------ Extracted information ------

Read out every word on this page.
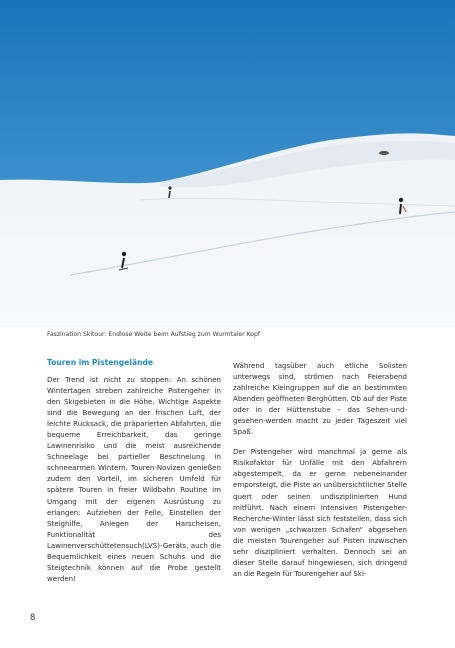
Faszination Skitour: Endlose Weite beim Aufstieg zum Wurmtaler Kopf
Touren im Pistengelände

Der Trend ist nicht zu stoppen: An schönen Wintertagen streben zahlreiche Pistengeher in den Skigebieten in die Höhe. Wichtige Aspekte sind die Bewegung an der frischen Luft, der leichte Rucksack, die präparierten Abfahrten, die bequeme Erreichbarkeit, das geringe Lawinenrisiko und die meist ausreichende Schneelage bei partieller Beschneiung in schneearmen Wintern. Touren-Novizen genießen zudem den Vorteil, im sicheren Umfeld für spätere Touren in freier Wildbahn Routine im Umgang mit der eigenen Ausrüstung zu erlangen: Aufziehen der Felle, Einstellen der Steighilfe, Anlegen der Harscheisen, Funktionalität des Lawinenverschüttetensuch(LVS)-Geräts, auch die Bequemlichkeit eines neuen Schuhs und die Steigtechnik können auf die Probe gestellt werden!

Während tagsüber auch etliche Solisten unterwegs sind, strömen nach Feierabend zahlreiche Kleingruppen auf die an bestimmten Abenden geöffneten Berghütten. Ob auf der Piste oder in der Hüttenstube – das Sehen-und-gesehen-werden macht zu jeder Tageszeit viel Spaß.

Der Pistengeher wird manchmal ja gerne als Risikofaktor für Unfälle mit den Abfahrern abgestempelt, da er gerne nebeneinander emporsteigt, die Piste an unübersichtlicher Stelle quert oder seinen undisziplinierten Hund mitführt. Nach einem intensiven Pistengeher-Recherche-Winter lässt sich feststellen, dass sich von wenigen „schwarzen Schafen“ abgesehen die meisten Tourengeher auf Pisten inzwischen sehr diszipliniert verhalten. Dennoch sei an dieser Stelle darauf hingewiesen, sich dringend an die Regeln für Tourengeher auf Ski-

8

------

**What the task asks:** Pictures are excluded; output everything else in the data verbatim.

**Output below:**
Read out every word on this page.
Faszination Skitour: Endlose Weite beim Aufstieg zum Wurmtaler Kopf
Touren im Pistengelände

Der Trend ist nicht zu stoppen: An schönen Wintertagen streben zahlreiche Pistengeher in den Skigebieten in die Höhe. Wichtige Aspekte sind die Bewegung an der frischen Luft, der leichte Rucksack, die präparierten Abfahrten, die bequeme Erreichbarkeit, das geringe Lawinenrisiko und die meist ausreichende Schneelage bei partieller Beschneiung in schneearmen Wintern. Touren-Novizen genießen zudem den Vorteil, im sicheren Umfeld für spätere Touren in freier Wildbahn Routine im Umgang mit der eigenen Ausrüstung zu erlangen: Aufziehen der Felle, Einstellen der Steighilfe, Anlegen der Harscheisen, Funktionalität des Lawinenverschüttetensuch(LVS)-Geräts, auch die Bequemlichkeit eines neuen Schuhs und die Steigtechnik können auf die Probe gestellt werden!

Während tagsüber auch etliche Solisten unterwegs sind, strömen nach Feierabend zahlreiche Kleingruppen auf die an bestimmten Abenden geöffneten Berghütten. Ob auf der Piste oder in der Hüttenstube – das Sehen-und-gesehen-werden macht zu jeder Tageszeit viel Spaß.

Der Pistengeher wird manchmal ja gerne als Risikofaktor für Unfälle mit den Abfahrern abgestempelt, da er gerne nebeneinander emporsteigt, die Piste an unübersichtlicher Stelle quert oder seinen undisziplinierten Hund mitführt. Nach einem intensiven Pistengeher-Recherche-Winter lässt sich feststellen, dass sich von wenigen „schwarzen Schafen“ abgesehen die meisten Tourengeher auf Pisten inzwischen sehr diszipliniert verhalten. Dennoch sei an dieser Stelle darauf hingewiesen, sich dringend an die Regeln für Tourengeher auf Ski-

8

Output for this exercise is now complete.